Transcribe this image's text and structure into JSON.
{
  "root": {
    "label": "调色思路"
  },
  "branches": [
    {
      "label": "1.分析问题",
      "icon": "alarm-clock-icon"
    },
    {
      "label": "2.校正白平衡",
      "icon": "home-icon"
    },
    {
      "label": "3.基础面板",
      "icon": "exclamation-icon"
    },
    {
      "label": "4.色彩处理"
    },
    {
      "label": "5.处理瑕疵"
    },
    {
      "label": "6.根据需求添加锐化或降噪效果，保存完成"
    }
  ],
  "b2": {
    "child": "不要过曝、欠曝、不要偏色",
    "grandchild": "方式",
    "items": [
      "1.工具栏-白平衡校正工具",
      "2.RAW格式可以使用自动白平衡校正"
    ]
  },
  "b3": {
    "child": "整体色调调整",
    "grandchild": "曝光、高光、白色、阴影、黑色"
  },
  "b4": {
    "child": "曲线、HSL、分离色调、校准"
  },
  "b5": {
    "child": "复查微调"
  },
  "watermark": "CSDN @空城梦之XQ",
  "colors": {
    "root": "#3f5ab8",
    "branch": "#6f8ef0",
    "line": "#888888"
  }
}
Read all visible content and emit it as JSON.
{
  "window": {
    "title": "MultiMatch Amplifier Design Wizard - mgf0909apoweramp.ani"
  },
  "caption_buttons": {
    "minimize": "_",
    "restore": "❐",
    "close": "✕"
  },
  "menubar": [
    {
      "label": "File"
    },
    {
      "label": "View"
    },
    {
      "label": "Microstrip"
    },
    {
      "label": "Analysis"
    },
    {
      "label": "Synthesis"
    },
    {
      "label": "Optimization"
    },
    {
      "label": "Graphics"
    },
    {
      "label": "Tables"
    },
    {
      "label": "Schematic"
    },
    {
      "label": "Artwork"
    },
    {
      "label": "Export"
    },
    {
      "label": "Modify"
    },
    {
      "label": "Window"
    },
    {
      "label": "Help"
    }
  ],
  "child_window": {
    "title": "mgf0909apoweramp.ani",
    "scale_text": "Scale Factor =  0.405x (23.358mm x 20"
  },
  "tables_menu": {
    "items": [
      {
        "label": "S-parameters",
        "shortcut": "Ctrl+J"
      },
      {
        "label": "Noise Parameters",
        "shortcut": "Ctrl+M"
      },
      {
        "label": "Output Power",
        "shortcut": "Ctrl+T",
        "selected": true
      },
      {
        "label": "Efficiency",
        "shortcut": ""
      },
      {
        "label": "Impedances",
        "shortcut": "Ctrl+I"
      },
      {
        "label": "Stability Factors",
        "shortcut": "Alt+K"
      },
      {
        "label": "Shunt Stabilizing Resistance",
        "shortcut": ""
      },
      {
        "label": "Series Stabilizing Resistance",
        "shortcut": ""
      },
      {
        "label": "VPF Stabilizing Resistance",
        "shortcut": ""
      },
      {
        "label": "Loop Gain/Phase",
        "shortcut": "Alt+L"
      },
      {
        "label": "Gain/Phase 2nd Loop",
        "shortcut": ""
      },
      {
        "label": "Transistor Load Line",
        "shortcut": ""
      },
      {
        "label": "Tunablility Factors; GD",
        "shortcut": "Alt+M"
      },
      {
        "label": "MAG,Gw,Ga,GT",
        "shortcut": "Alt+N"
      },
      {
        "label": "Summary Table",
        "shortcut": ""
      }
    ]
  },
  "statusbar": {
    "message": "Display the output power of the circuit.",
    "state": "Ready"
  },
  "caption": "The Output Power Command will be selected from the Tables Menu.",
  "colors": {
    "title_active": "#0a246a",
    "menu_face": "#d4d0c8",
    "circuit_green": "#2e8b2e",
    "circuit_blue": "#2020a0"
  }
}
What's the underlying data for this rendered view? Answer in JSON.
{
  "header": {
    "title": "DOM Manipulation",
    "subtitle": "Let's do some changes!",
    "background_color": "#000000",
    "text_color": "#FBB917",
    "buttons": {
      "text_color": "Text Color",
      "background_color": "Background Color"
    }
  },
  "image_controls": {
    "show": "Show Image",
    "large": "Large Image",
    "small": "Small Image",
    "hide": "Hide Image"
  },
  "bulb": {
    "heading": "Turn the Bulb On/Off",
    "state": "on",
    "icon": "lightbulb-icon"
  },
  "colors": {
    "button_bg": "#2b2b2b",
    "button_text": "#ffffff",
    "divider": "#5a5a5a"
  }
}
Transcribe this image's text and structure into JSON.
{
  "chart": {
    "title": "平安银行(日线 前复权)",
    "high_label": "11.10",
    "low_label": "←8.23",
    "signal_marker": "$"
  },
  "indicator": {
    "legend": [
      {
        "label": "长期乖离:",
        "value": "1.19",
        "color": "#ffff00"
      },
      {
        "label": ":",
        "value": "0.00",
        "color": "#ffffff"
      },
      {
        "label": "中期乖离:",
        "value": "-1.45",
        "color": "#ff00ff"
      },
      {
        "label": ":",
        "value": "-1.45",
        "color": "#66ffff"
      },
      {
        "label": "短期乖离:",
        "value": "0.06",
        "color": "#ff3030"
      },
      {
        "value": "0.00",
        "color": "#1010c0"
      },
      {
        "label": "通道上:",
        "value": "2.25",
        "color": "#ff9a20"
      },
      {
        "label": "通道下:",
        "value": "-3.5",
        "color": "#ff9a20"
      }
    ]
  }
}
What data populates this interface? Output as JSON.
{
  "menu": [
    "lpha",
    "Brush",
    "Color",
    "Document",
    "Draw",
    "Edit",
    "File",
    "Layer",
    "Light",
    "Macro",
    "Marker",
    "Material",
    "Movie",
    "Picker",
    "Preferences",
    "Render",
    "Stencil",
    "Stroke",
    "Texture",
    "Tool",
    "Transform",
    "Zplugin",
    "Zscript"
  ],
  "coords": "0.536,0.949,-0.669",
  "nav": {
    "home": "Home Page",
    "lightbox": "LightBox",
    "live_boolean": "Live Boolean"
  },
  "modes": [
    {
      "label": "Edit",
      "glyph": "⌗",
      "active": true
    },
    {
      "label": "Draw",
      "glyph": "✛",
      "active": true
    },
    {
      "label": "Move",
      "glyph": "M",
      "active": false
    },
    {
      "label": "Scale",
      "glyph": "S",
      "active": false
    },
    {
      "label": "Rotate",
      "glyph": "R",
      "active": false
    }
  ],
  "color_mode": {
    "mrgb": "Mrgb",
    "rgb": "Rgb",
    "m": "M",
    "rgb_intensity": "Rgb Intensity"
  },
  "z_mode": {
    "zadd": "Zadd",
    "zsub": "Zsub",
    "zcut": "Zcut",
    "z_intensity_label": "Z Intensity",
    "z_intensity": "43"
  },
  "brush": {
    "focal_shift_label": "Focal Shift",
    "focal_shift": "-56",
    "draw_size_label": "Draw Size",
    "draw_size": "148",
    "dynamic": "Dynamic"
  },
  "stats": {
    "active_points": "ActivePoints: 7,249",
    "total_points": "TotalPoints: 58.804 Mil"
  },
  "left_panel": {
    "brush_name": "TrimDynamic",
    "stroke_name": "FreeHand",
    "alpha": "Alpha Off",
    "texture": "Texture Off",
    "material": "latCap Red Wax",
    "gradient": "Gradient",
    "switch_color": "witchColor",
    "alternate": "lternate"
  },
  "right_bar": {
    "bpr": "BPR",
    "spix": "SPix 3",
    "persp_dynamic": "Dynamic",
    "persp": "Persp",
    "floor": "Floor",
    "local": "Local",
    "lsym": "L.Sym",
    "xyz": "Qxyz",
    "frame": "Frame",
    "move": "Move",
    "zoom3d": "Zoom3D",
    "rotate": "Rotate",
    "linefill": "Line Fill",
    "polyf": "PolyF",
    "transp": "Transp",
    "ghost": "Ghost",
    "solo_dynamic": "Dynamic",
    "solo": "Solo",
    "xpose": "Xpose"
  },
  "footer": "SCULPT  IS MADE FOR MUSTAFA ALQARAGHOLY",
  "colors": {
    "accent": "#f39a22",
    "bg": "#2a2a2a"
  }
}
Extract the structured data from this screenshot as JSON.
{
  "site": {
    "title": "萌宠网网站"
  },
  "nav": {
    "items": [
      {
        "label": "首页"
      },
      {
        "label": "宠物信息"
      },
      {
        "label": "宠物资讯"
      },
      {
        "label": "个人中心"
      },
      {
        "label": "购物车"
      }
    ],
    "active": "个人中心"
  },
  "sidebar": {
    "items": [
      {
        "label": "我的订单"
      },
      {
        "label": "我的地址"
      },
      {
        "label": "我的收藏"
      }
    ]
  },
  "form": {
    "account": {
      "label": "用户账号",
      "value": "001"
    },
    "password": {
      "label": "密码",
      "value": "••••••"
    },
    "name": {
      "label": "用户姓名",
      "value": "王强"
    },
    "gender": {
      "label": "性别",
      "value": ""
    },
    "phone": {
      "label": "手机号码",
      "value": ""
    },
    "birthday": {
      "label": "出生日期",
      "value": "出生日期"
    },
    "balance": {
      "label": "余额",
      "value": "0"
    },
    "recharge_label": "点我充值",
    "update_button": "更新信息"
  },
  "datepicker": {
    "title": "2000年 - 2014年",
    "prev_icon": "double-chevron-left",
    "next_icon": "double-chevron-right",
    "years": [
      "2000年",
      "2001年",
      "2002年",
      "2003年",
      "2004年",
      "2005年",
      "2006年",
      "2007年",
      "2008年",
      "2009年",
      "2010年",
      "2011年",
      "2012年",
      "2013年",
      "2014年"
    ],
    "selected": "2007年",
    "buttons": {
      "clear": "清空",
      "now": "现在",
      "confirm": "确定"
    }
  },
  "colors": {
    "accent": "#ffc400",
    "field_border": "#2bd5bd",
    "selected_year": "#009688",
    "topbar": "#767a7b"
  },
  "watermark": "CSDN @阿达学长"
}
__________
Task statement: Where a line holds the string "Loop", copy that line.

Solved problem:
        "label": "Loop Gain/Phase",
        "label": "Gain/Phase 2nd Loop",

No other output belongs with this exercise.